◆ **Instructions to follow**
The answer is one number: how many lines hold the string "name".

◆ **Records to use**
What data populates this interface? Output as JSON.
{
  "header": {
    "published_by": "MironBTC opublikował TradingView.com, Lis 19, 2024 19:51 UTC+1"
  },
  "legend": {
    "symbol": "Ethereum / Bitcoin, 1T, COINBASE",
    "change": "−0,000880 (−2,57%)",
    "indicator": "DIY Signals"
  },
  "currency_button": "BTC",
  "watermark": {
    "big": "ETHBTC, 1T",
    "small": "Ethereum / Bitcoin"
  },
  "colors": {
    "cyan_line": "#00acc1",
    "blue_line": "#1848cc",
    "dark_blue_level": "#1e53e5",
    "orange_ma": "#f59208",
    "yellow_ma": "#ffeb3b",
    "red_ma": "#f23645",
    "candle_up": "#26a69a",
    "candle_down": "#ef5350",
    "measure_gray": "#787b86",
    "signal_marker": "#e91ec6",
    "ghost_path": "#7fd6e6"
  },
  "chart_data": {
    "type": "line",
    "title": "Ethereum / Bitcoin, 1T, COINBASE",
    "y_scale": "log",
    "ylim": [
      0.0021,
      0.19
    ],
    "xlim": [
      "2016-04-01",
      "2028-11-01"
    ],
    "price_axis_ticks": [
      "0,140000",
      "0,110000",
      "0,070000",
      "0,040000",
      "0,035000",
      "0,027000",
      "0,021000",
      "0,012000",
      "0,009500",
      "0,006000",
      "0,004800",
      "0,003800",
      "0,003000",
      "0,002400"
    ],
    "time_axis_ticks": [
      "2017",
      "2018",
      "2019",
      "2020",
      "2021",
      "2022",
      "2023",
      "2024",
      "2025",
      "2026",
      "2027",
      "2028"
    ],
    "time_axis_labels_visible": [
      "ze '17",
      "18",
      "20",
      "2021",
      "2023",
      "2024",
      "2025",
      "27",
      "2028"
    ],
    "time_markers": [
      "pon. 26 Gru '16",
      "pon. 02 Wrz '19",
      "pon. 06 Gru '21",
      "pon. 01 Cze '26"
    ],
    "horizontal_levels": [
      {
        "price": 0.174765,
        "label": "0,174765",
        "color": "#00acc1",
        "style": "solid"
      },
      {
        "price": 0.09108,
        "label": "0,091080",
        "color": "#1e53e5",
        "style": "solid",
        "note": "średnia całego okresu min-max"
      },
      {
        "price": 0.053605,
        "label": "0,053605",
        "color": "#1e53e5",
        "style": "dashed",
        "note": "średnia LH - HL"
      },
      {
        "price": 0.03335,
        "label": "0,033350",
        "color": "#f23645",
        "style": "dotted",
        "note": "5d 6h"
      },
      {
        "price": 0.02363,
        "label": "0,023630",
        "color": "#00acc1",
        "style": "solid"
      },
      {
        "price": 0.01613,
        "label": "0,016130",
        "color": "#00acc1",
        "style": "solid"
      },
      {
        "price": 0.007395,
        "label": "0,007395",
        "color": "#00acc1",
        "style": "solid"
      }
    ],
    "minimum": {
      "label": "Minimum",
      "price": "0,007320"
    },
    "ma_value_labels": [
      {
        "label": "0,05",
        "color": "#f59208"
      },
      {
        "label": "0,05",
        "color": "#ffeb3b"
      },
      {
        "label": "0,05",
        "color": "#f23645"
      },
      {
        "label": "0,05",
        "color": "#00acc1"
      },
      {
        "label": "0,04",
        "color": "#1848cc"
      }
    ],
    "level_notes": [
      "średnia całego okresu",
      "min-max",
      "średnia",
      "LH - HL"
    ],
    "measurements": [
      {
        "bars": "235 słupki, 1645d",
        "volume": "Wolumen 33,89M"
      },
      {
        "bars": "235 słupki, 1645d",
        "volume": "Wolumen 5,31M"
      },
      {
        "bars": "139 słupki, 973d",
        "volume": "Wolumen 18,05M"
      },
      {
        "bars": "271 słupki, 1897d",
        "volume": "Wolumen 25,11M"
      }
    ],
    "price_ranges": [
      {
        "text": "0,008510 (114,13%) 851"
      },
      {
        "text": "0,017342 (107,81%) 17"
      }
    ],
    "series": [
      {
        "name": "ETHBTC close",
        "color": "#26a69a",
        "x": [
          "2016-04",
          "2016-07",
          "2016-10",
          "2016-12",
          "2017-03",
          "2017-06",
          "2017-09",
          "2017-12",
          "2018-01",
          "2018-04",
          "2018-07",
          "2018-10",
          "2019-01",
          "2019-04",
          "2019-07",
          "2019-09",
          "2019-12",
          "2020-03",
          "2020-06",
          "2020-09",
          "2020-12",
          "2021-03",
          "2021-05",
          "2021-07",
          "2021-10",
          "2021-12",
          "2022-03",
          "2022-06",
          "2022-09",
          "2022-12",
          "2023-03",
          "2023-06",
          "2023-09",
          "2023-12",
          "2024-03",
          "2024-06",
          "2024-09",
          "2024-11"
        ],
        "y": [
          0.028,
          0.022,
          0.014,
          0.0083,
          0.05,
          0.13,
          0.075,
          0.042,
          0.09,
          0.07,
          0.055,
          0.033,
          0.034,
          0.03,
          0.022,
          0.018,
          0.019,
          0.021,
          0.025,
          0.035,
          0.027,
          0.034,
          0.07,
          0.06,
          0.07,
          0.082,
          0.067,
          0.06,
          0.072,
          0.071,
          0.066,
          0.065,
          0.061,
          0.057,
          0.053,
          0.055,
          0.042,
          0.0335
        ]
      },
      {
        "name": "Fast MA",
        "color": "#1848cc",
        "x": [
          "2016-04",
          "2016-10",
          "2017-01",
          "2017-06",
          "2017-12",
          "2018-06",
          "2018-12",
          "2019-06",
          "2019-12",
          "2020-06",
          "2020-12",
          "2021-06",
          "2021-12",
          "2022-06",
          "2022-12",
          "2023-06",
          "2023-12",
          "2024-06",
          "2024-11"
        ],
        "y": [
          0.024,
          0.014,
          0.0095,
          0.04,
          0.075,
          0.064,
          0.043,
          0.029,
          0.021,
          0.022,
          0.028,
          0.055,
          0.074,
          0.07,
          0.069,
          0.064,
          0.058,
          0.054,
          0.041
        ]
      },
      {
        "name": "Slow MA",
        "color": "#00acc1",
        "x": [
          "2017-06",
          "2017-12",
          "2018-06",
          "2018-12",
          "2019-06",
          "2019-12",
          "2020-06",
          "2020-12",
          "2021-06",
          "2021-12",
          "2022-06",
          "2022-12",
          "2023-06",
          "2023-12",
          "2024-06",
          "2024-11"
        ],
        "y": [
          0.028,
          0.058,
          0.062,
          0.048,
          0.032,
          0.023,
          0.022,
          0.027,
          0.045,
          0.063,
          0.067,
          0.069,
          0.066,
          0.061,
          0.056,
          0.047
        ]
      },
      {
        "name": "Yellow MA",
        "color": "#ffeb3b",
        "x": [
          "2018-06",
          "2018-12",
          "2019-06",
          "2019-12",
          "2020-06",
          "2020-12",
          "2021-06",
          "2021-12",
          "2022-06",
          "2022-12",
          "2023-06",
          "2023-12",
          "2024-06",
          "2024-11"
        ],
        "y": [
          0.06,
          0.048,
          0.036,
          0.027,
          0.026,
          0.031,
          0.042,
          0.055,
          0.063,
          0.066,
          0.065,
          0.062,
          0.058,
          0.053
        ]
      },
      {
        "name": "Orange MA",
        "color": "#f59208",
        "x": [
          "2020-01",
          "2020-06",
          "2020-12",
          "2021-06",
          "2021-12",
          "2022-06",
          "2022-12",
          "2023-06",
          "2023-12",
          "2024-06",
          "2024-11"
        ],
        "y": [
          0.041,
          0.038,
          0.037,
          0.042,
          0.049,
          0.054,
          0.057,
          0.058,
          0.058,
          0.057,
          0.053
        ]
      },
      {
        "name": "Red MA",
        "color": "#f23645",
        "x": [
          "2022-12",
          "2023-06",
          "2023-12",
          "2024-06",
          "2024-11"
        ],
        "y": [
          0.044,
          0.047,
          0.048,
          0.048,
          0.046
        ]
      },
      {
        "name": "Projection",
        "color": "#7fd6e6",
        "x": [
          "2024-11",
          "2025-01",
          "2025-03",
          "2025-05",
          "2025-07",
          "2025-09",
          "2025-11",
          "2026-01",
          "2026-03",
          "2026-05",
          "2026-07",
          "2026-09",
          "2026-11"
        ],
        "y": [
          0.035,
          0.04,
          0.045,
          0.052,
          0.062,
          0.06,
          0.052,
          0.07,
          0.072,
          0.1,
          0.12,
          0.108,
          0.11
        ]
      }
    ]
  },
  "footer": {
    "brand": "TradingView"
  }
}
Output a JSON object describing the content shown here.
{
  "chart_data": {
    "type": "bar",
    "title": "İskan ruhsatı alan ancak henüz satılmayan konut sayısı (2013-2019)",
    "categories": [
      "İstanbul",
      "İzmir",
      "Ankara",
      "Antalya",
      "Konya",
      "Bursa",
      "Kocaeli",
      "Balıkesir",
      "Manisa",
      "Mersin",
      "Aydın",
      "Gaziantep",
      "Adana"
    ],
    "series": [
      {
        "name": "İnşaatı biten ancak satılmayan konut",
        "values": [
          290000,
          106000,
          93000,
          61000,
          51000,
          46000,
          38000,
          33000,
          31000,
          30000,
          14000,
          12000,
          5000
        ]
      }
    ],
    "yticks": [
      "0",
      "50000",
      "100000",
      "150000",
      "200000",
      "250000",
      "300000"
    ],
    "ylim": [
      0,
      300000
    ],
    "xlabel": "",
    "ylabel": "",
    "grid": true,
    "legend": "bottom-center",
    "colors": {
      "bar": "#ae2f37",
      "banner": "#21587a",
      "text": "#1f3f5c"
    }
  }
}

◆ **Problem solution**
8